### Data supplied
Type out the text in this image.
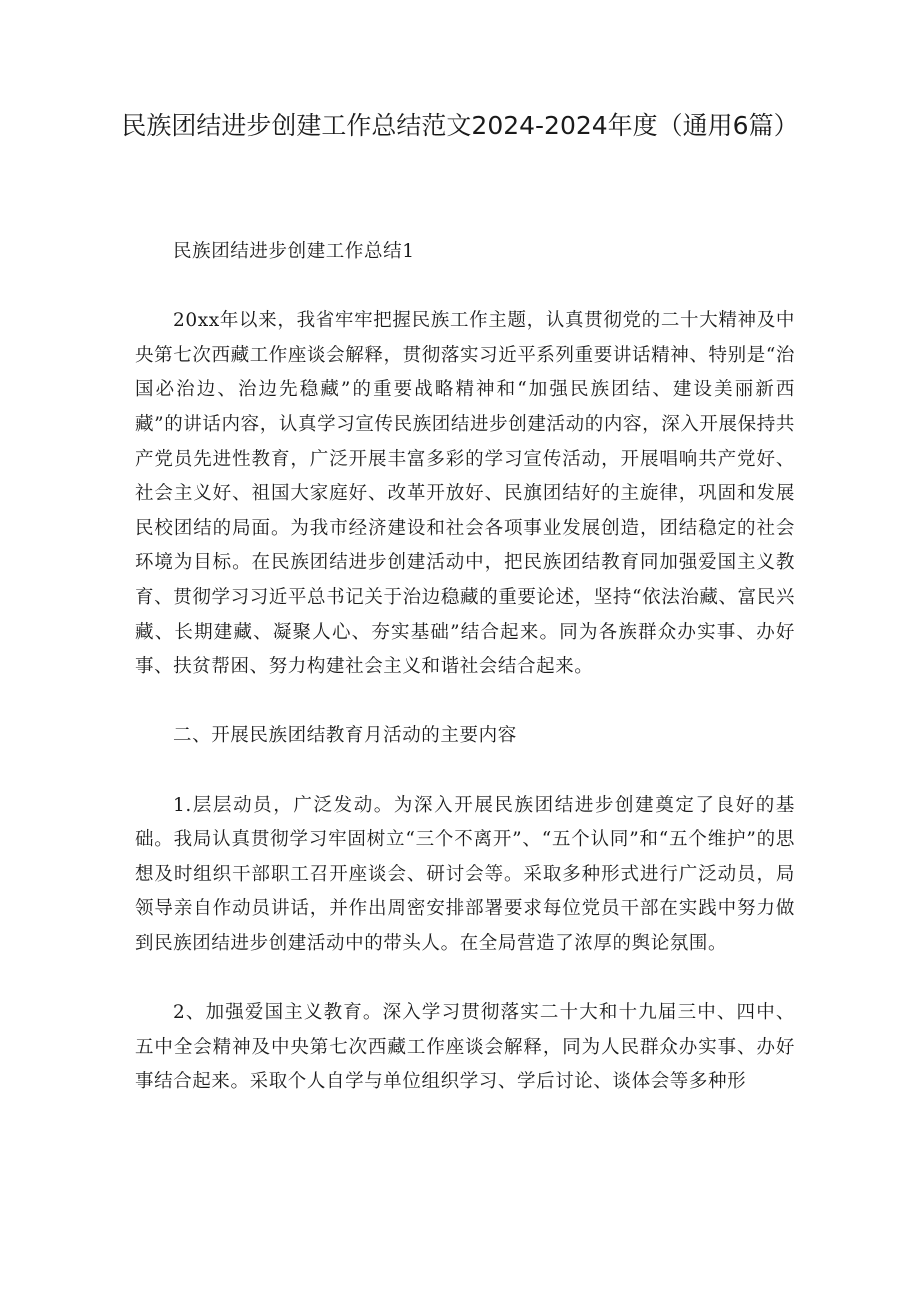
民族团结进步创建工作总结范文2024-2024年度（通用6篇）

民族团结进步创建工作总结1

20xx年以来，我省牢牢把握民族工作主题，认真贯彻党的二十大精神及中央第七次西藏工作座谈会解释，贯彻落实习近平系列重要讲话精神、特别是“治国必治边、治边先稳藏”的重要战略精神和“加强民族团结、建设美丽新西藏”的讲话内容，认真学习宣传民族团结进步创建活动的内容，深入开展保持共产党员先进性教育，广泛开展丰富多彩的学习宣传活动，开展唱响共产党好、社会主义好、祖国大家庭好、改革开放好、民旗团结好的主旋律，巩固和发展民校团结的局面。为我市经济建设和社会各项事业发展创造，团结稳定的社会环境为目标。在民族团结进步创建活动中，把民族团结教育同加强爱国主义教育、贯彻学习习近平总书记关于治边稳藏的重要论述，坚持“依法治藏、富民兴藏、长期建藏、凝聚人心、夯实基础”结合起来。同为各族群众办实事、办好事、扶贫帮困、努力构建社会主义和谐社会结合起来。

二、开展民族团结教育月活动的主要内容

1.层层动员，广泛发动。为深入开展民族团结进步创建奠定了良好的基础。我局认真贯彻学习牢固树立“三个不离开”、“五个认同”和“五个维护”的思想及时组织干部职工召开座谈会、研讨会等。采取多种形式进行广泛动员，局领导亲自作动员讲话，并作出周密安排部署要求每位党员干部在实践中努力做到民族团结进步创建活动中的带头人。在全局营造了浓厚的舆论氛围。

2、加强爱国主义教育。深入学习贯彻落实二十大和十九届三中、四中、五中全会精神及中央第七次西藏工作座谈会解释，同为人民群众办实事、办好事结合起来。采取个人自学与单位组织学习、学后讨论、谈体会等多种形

### Requirements
Restate the whole listing above exactly, except for its images.

### Final result
Type out the text in this image.
民族团结进步创建工作总结范文2024-2024年度（通用6篇）

民族团结进步创建工作总结1

20xx年以来，我省牢牢把握民族工作主题，认真贯彻党的二十大精神及中央第七次西藏工作座谈会解释，贯彻落实习近平系列重要讲话精神、特别是“治国必治边、治边先稳藏”的重要战略精神和“加强民族团结、建设美丽新西藏”的讲话内容，认真学习宣传民族团结进步创建活动的内容，深入开展保持共产党员先进性教育，广泛开展丰富多彩的学习宣传活动，开展唱响共产党好、社会主义好、祖国大家庭好、改革开放好、民旗团结好的主旋律，巩固和发展民校团结的局面。为我市经济建设和社会各项事业发展创造，团结稳定的社会环境为目标。在民族团结进步创建活动中，把民族团结教育同加强爱国主义教育、贯彻学习习近平总书记关于治边稳藏的重要论述，坚持“依法治藏、富民兴藏、长期建藏、凝聚人心、夯实基础”结合起来。同为各族群众办实事、办好事、扶贫帮困、努力构建社会主义和谐社会结合起来。

二、开展民族团结教育月活动的主要内容

1.层层动员，广泛发动。为深入开展民族团结进步创建奠定了良好的基础。我局认真贯彻学习牢固树立“三个不离开”、“五个认同”和“五个维护”的思想及时组织干部职工召开座谈会、研讨会等。采取多种形式进行广泛动员，局领导亲自作动员讲话，并作出周密安排部署要求每位党员干部在实践中努力做到民族团结进步创建活动中的带头人。在全局营造了浓厚的舆论氛围。

2、加强爱国主义教育。深入学习贯彻落实二十大和十九届三中、四中、五中全会精神及中央第七次西藏工作座谈会解释，同为人民群众办实事、办好事结合起来。采取个人自学与单位组织学习、学后讨论、谈体会等多种形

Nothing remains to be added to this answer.